Egitto, i Fratelli Musulmani non partecipano alle manifestazioni

Pubblicato il 22 Novembre 2011 - 08:57 OLTRE 6 MESI FA

IL CAIRO – I Fratelli Musulmani d’Egitto, la forza politica meglio organizzata del paese, hanno annunciato che non parteciperanno alle manifestazioni di massa previste per il 22 novembre in piazza Tahrir, al Cairo, contro il potere militare. La forza politica non si unirà dunque alle nuove manifestazioni dopo gli scontri dei precedenti giorni a piazza Tahrir, dove il numero di morti e feriti dopo l’irruzione dell’esercito contro i manifestanti ha segnato un bilancio di oltre 40 morti e 1800 feriti, secondo fonti mediche.

Il Partito della libertà e giustizia, organo politico dei Fratelli musulmani, ha annunciato che questa decisione nasce dalla preoccupazione di non ”trascinare il popolo verso nuovi scontri sanguinosi con partiti che cercano vantaggi dalle tensioni” secondo un comunicato sul suo sito internet.

E la situazione in Egitto è molto confusa dopo che il primo ministro, Essam Sharaf, e il suo governo, hanno presentato le dimissioni. Il mandato è stato rimesso nelle mani del Consiglio Supremo delle Forze Armate che, però, non ha ancora preso una decisione chiara e sta valutando se accettarle o meno e ha invitato le forze politiche a un ”dialogo urgente” per esaminare la crisi. Quello che è certo, invece, è che le elezioni parlamentari si terranno secondo il calendario previsto, a partire dal 28 novembre, indipendentemente dalle sorti del governo Sharaf, come ha precisato il vice premier Ali el Selmi. Dopo una giornata con pochi incidenti tra manifestanti e forze di polizia, in serata ci sono stati nuovi scontri e i manifestanti hanno tentato di raggiungere la sede del ministero dell’Interno, presidiato da carri armati e agenti in tenuta antisommossa che hanno respinto i giovani sparando lacrimogeni. Il bilancio finale parla di una trentina di morti.

”E’ la seconda rivoluzione”, dice una parola d’ordine raccolta sui blog in Internet, ”dopo il tentativo di militari e governo di far fallire la prima”. Di questo fallimento verso la democratizzazione del paese ed il rispetto dei diritti umani i militari sono stati accusati anche in un rapporto diffuso da Amnesty International. E la denuncia non sembra infondata, specie dopo la proposta nei giorni scorsi del viceprimo ministro, Ali Selmi, per una modifica alla costituzione che aveva irritato tutte le forze politiche, specie i Fratelli Musulmani, candidati a raccogliere ampi consensi nelle elezioni legislative in calendario dal 28 novembre. La proposta, che prevede di dare una speciale immunità ai militari e di sottrarre i loro bilanci ai controlli del parlamento, aveva provocato il grande raduno di venerdì scorso, il venerdì ”per la protezione della democrazia”, come al solito nell’arcinota piazza Tahrir.

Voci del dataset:
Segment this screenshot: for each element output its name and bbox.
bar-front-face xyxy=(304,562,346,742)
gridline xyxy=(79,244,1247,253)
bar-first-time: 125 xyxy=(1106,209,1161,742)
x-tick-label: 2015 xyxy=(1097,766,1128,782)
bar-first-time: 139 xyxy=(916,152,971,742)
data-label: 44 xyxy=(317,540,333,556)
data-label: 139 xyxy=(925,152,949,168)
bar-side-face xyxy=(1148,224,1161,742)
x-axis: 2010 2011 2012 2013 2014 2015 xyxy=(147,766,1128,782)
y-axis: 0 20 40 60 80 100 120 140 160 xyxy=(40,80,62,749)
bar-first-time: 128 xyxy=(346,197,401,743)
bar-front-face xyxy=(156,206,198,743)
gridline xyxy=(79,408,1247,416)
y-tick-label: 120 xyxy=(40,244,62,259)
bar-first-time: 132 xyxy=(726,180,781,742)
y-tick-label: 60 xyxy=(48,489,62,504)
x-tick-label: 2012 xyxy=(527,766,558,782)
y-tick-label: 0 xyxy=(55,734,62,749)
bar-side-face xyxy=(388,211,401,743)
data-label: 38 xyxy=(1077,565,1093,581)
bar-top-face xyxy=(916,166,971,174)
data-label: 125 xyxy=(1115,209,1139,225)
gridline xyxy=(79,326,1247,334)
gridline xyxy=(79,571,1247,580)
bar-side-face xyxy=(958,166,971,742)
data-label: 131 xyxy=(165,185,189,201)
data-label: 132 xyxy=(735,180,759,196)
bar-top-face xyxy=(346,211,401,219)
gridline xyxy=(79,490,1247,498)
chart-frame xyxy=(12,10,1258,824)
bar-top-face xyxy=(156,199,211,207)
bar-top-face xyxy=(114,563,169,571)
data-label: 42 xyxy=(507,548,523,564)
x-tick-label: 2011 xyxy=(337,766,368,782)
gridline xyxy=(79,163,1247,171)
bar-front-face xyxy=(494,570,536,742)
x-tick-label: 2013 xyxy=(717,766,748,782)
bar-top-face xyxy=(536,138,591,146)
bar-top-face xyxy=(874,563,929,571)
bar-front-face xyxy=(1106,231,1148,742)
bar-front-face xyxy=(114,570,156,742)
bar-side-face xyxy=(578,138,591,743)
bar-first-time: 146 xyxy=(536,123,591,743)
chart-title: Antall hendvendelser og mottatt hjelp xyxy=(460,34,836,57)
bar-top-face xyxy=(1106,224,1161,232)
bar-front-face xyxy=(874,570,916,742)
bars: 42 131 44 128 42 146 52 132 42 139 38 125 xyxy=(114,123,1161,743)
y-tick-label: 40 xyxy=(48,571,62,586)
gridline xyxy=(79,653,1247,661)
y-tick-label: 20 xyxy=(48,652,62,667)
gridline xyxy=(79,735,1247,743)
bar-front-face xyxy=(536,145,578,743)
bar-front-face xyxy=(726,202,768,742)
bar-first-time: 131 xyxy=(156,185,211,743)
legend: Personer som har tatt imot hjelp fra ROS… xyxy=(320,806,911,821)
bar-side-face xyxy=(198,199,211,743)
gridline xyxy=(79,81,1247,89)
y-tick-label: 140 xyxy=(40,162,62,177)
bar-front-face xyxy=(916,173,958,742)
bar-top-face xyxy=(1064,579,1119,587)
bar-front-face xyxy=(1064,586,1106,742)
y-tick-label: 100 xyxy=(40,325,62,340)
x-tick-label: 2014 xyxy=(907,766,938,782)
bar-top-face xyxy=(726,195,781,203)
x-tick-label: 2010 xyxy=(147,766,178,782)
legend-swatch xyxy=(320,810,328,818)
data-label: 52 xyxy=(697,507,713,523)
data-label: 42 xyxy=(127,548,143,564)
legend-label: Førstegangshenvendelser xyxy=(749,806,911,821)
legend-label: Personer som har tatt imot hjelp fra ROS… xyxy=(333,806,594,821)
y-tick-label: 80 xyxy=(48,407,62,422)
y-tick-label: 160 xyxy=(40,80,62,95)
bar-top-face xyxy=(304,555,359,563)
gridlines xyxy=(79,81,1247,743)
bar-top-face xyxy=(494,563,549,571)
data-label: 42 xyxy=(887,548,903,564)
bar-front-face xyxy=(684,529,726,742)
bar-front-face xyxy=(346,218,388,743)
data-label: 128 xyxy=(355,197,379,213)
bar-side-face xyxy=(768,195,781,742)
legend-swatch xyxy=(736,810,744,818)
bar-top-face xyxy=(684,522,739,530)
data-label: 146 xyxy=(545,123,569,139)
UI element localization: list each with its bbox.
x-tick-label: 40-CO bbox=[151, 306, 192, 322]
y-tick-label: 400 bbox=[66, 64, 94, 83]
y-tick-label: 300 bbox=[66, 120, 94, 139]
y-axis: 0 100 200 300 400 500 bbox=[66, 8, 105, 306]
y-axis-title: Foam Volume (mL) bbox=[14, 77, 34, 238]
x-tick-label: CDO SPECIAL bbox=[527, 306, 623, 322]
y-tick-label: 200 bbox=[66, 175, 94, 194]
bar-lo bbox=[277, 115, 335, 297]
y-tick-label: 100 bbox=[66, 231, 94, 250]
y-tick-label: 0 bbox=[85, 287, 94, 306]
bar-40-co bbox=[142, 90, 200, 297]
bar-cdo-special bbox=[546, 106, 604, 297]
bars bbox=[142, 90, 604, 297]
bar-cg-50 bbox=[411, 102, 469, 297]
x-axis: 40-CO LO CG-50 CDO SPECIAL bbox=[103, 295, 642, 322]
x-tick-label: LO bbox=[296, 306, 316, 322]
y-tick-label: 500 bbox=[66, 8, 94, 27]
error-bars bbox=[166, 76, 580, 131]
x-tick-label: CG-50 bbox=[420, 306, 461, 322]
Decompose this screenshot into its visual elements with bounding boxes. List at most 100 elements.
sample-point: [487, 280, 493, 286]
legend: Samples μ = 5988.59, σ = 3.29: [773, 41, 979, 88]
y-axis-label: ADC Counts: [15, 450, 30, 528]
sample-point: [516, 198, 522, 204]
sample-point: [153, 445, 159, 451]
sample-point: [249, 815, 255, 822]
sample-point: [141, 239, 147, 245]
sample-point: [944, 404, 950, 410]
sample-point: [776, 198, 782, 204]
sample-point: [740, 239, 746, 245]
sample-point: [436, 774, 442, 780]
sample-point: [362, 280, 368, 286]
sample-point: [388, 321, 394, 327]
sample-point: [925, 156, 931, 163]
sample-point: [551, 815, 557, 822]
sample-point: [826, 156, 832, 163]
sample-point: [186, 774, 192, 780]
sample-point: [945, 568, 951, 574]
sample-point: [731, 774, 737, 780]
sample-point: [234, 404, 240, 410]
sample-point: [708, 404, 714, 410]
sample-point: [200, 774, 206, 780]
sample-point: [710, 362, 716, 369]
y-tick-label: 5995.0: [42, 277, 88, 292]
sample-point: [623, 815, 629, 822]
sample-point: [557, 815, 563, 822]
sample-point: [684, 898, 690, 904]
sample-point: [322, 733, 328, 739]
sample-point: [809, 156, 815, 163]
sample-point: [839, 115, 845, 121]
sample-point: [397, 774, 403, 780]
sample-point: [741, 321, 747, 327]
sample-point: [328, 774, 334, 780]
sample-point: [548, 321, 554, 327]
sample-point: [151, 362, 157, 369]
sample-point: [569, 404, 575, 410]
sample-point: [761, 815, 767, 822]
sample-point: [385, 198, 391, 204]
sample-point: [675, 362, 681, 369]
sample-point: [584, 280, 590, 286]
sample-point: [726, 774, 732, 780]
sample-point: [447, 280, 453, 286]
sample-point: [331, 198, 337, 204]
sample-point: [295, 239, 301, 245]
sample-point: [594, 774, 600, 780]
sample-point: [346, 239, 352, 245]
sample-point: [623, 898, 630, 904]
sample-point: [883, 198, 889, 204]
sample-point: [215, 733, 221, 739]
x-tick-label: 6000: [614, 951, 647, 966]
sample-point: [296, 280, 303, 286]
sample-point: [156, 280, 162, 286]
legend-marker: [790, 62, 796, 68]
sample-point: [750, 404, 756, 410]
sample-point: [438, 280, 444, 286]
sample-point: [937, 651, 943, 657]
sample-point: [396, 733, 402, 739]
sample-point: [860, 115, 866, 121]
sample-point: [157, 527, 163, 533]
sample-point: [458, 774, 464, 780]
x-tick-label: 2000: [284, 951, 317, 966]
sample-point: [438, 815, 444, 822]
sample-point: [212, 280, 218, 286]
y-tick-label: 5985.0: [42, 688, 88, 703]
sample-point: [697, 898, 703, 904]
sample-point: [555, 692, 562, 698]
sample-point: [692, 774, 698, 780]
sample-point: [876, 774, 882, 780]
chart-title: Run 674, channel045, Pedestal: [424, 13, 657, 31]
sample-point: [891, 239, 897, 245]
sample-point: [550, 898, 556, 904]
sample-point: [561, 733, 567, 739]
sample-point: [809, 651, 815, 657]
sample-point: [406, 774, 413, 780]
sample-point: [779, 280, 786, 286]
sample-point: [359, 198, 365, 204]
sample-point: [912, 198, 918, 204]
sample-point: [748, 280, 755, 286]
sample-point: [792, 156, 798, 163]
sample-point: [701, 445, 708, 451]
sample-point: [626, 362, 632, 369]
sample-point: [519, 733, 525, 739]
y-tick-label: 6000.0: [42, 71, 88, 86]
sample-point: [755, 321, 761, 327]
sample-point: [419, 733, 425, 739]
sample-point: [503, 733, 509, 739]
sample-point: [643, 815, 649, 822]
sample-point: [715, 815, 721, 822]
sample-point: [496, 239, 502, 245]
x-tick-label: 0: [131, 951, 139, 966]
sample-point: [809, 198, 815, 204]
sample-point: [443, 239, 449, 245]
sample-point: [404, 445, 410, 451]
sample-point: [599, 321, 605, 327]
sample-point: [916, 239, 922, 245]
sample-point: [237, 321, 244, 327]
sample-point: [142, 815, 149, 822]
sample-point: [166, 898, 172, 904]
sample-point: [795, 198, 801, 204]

_Cosa fare:_
**1)** Elenca i partiti e le organizzazioni non statali citati per nome nell'articolo sull'Egitto.
**2)** Restituisci dall'articolo sull'Egitto tutto il brano da "Egitto, i Fratelli" fino a "secondo fonti mediche.".
**3)** Rispondi a queste domande sull'articolo sull'Egitto:
(a) Da quale giorno cominciano le elezioni parlamentari?
(b) Come si chiama il primo ministro che ha presentato le dimissioni insieme al suo governo?
(c) Che cosa prevede la proposta di modifica alla costituzione fatta da Ali Selmi?

_Risposte numerate:_
**1)**
Fratelli Musulmani
Partito della libertà e giustizia
Amnesty International

**2)**
Egitto, i Fratelli Musulmani non partecipano alle manifestazioni

Pubblicato il 22 Novembre 2011 - 08:57 OLTRE 6 MESI FA

IL CAIRO – I Fratelli Musulmani d’Egitto, la forza politica meglio organizzata del paese, hanno annunciato che non parteciperanno alle manifestazioni di massa previste per il 22 novembre in piazza Tahrir, al Cairo, contro il potere militare. La forza politica non si unirà dunque alle nuove manifestazioni dopo gli scontri dei precedenti giorni a piazza Tahrir, dove il numero di morti e feriti dopo l’irruzione dell’esercito contro i manifestanti ha segnato un bilancio di oltre 40 morti e 1800 feriti, secondo fonti mediche.

**3)**
(a) Dal 28 novembre.
(b) Essam Sharaf.
(c) Prevede di dare una speciale immunità ai militari e di sottrarre i loro bilanci ai controlli del parlamento.